* _DATA EXTRACT_:
********************

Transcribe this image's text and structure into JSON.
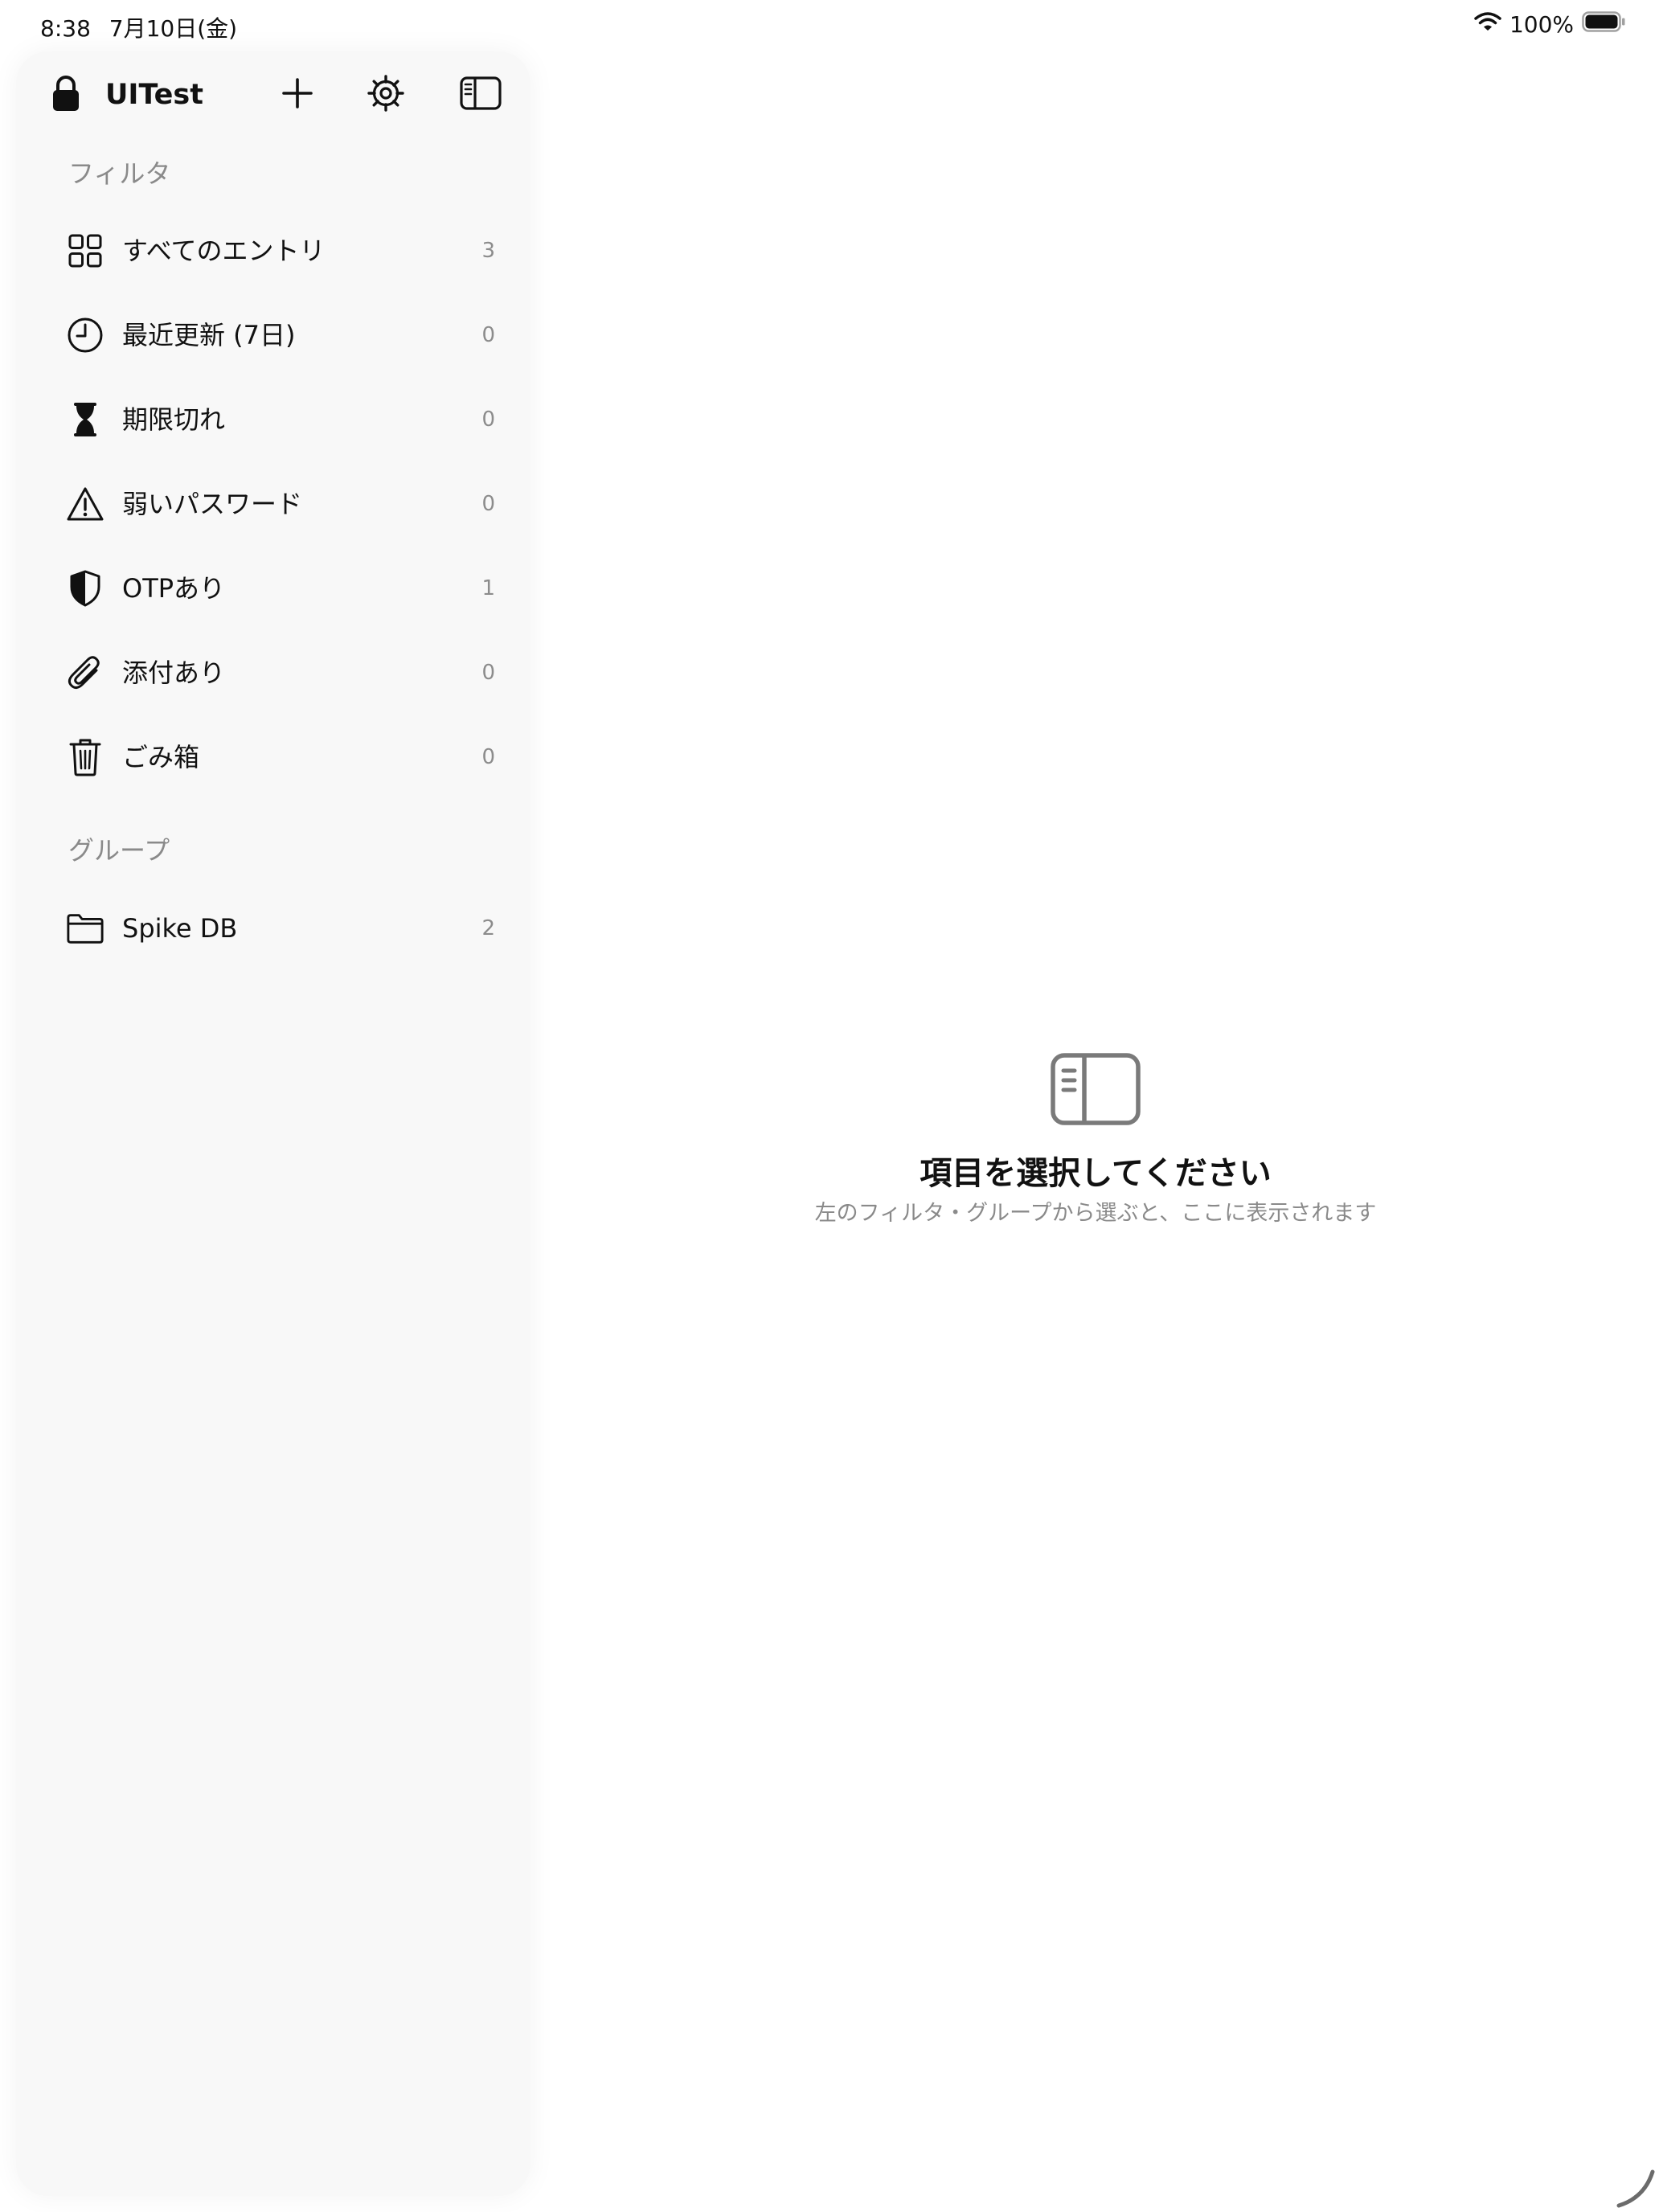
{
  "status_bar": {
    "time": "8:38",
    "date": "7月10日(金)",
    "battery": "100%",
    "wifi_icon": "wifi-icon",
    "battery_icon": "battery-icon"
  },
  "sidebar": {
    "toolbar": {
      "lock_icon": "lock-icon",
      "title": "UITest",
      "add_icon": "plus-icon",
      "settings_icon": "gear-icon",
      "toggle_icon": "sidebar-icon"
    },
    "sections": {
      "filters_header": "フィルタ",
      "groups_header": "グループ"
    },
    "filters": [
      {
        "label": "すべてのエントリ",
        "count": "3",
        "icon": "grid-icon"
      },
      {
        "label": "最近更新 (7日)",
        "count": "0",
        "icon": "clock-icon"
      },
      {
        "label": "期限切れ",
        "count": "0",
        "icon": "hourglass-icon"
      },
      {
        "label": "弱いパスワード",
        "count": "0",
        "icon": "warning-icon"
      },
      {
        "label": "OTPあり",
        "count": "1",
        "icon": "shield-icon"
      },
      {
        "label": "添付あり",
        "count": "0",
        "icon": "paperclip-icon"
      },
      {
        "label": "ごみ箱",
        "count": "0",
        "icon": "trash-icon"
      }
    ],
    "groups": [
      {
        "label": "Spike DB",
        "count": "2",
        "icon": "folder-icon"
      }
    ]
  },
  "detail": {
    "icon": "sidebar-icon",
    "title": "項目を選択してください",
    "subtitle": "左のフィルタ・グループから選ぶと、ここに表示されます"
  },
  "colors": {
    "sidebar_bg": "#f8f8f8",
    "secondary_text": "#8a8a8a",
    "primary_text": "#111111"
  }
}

********************

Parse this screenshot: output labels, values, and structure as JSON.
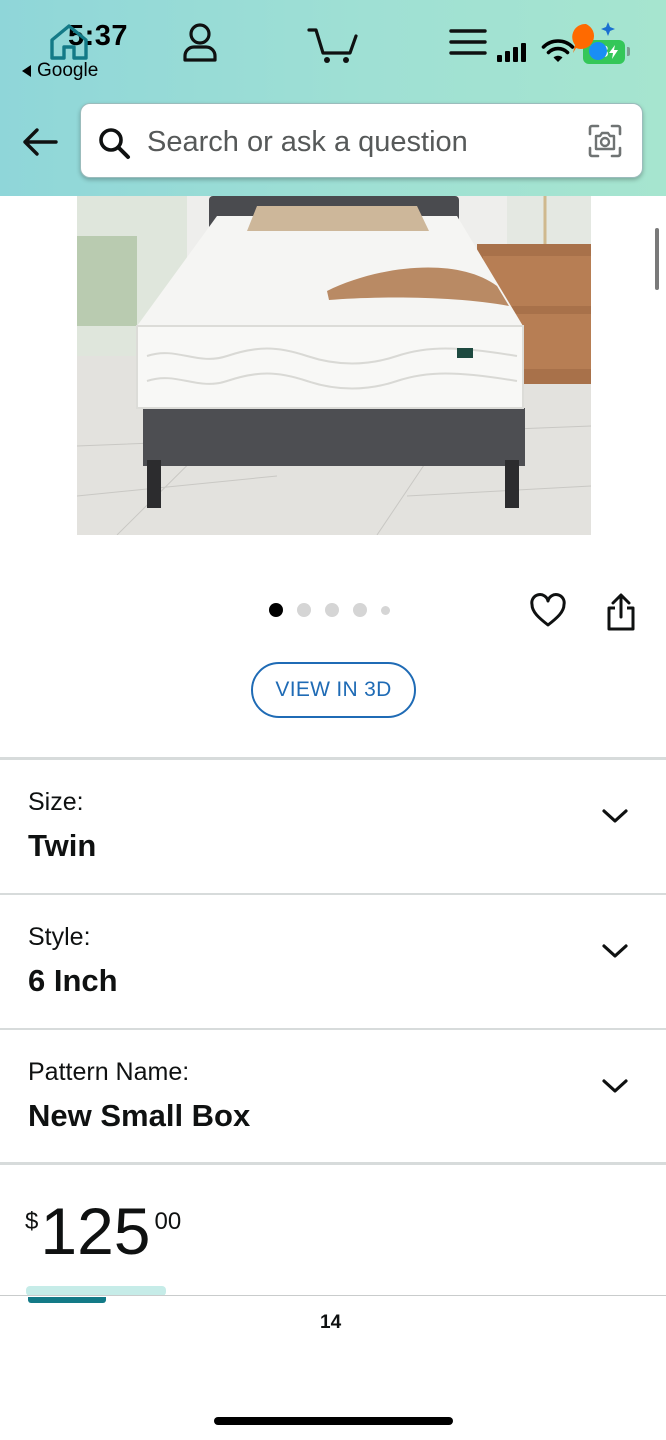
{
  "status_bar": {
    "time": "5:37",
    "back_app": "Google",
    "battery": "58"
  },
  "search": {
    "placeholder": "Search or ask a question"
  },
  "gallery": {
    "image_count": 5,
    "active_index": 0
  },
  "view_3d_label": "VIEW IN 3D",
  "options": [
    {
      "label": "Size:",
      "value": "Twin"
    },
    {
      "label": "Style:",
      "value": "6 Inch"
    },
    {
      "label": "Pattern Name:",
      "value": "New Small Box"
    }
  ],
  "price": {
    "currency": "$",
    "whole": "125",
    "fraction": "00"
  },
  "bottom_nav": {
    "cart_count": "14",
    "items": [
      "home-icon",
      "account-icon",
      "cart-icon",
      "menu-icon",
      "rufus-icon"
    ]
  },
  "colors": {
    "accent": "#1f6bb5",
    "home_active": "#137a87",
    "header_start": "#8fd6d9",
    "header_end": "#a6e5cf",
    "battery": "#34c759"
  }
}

********************

* _PROBLEM REQUIREMENTS_: List all lines holding the string "battery".

* _OUTPUT FOR THIS EXERCISE_:
    "battery": "100%",
    "battery_icon": "battery-icon"
    "battery": "58"
    "battery": "#34c759"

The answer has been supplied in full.